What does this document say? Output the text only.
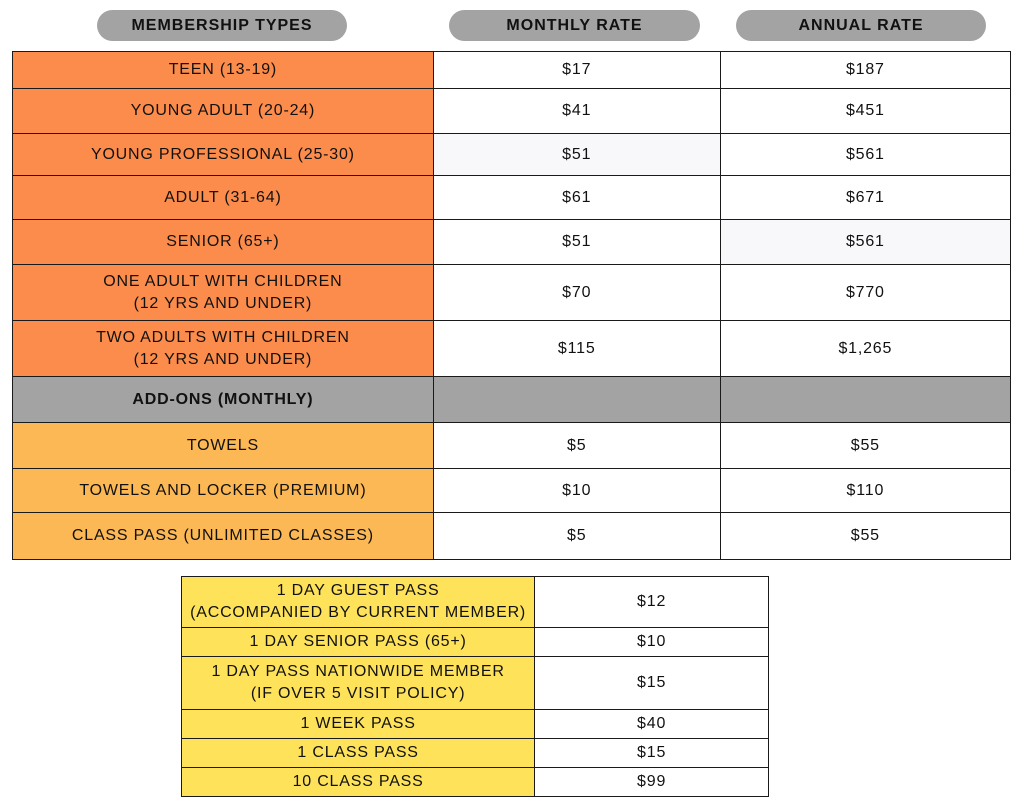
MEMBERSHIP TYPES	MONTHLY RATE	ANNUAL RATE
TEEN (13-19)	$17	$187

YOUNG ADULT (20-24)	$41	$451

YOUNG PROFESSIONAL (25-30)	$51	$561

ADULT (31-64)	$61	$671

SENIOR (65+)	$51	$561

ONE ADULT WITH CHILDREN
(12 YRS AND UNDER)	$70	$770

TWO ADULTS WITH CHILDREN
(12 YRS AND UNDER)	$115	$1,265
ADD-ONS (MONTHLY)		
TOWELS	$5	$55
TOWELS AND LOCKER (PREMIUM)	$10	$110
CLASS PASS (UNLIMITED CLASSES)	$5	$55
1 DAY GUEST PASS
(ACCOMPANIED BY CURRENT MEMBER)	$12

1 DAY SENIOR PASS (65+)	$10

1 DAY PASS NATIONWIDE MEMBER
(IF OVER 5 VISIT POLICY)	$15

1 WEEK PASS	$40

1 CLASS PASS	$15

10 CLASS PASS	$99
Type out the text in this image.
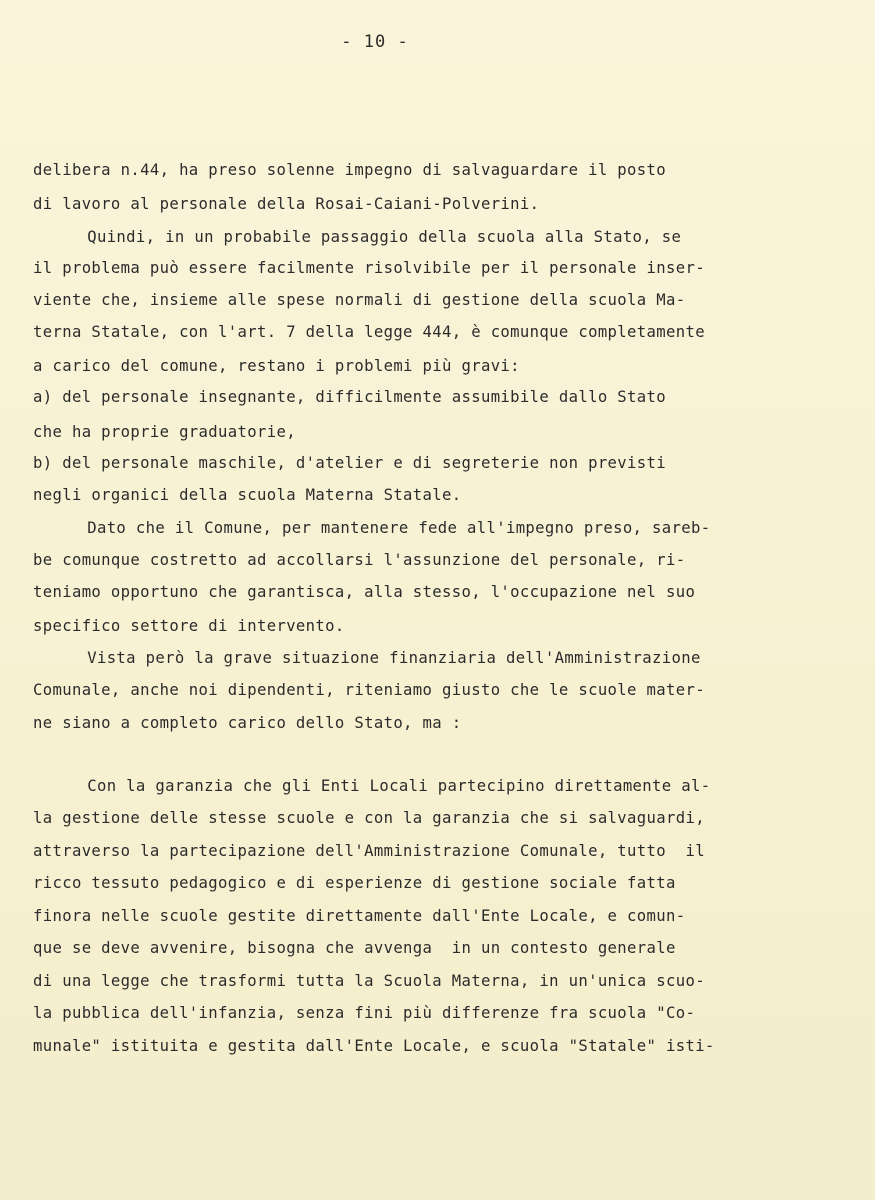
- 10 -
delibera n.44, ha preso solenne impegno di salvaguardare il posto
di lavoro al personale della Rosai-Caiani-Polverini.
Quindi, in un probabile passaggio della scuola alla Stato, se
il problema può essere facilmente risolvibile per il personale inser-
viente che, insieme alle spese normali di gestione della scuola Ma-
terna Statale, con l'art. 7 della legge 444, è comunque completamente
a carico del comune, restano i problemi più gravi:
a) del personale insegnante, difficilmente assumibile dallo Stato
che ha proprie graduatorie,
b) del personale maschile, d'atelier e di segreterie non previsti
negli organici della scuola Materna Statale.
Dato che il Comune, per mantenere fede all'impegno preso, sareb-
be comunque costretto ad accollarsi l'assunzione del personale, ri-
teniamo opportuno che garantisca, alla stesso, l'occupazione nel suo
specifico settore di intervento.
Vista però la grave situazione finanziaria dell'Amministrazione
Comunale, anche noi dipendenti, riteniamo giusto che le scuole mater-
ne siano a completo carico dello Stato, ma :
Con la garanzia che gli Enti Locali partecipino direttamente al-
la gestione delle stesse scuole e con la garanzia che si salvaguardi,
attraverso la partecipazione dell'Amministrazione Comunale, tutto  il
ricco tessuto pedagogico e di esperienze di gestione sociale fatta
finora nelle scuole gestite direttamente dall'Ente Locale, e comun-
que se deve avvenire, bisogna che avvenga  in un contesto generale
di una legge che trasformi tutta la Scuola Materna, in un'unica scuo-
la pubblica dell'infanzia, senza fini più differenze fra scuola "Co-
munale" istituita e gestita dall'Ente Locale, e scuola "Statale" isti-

▸ Work to do
Copy out the entries verbatim and leave the images out.

▸ Right answer
What does this document say? Output the text only.
MEMBERSHIP TYPES	MONTHLY RATE	ANNUAL RATE
TEEN (13-19)	$17	$187

YOUNG ADULT (20-24)	$41	$451

YOUNG PROFESSIONAL (25-30)	$51	$561

ADULT (31-64)	$61	$671

SENIOR (65+)	$51	$561

ONE ADULT WITH CHILDREN
(12 YRS AND UNDER)	$70	$770

TWO ADULTS WITH CHILDREN
(12 YRS AND UNDER)	$115	$1,265
ADD-ONS (MONTHLY)		
TOWELS	$5	$55
TOWELS AND LOCKER (PREMIUM)	$10	$110
CLASS PASS (UNLIMITED CLASSES)	$5	$55
1 DAY GUEST PASS
(ACCOMPANIED BY CURRENT MEMBER)	$12

1 DAY SENIOR PASS (65+)	$10

1 DAY PASS NATIONWIDE MEMBER
(IF OVER 5 VISIT POLICY)	$15

1 WEEK PASS	$40

1 CLASS PASS	$15

10 CLASS PASS	$99
Type out the text in this image.
- 10 -
delibera n.44, ha preso solenne impegno di salvaguardare il posto
di lavoro al personale della Rosai-Caiani-Polverini.
Quindi, in un probabile passaggio della scuola alla Stato, se
il problema può essere facilmente risolvibile per il personale inser-
viente che, insieme alle spese normali di gestione della scuola Ma-
terna Statale, con l'art. 7 della legge 444, è comunque completamente
a carico del comune, restano i problemi più gravi:
a) del personale insegnante, difficilmente assumibile dallo Stato
che ha proprie graduatorie,
b) del personale maschile, d'atelier e di segreterie non previsti
negli organici della scuola Materna Statale.
Dato che il Comune, per mantenere fede all'impegno preso, sareb-
be comunque costretto ad accollarsi l'assunzione del personale, ri-
teniamo opportuno che garantisca, alla stesso, l'occupazione nel suo
specifico settore di intervento.
Vista però la grave situazione finanziaria dell'Amministrazione
Comunale, anche noi dipendenti, riteniamo giusto che le scuole mater-
ne siano a completo carico dello Stato, ma :
Con la garanzia che gli Enti Locali partecipino direttamente al-
la gestione delle stesse scuole e con la garanzia che si salvaguardi,
attraverso la partecipazione dell'Amministrazione Comunale, tutto  il
ricco tessuto pedagogico e di esperienze di gestione sociale fatta
finora nelle scuole gestite direttamente dall'Ente Locale, e comun-
que se deve avvenire, bisogna che avvenga  in un contesto generale
di una legge che trasformi tutta la Scuola Materna, in un'unica scuo-
la pubblica dell'infanzia, senza fini più differenze fra scuola "Co-
munale" istituita e gestita dall'Ente Locale, e scuola "Statale" isti-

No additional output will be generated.